Leave out the pictures and repeat every record exactly.

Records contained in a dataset
□ □ □ □
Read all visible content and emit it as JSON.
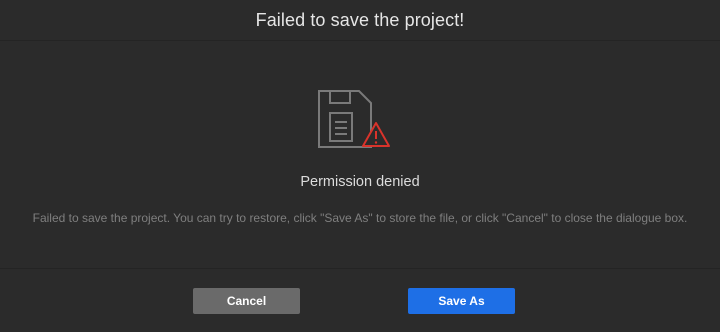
{
  "dialog": {
    "title": "Failed to save the project!",
    "heading": "Permission denied",
    "message": "Failed to save the project. You can try to restore, click \"Save As\" to store the file, or click \"Cancel\" to close the dialogue box.",
    "icon": "floppy-disk-warning-icon",
    "colors": {
      "background": "#2b2b2b",
      "warning": "#d9332b",
      "primary_button": "#1e6fe6",
      "secondary_button": "#6a6a6a"
    }
  },
  "buttons": {
    "cancel_label": "Cancel",
    "save_as_label": "Save As"
  }
}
□ □ □ □
# Response to the task
Read all visible content and emit it as JSON.
{
  "dialog": {
    "title": "Failed to save the project!",
    "heading": "Permission denied",
    "message": "Failed to save the project. You can try to restore, click \"Save As\" to store the file, or click \"Cancel\" to close the dialogue box.",
    "icon": "floppy-disk-warning-icon",
    "colors": {
      "background": "#2b2b2b",
      "warning": "#d9332b",
      "primary_button": "#1e6fe6",
      "secondary_button": "#6a6a6a"
    }
  },
  "buttons": {
    "cancel_label": "Cancel",
    "save_as_label": "Save As"
  }
}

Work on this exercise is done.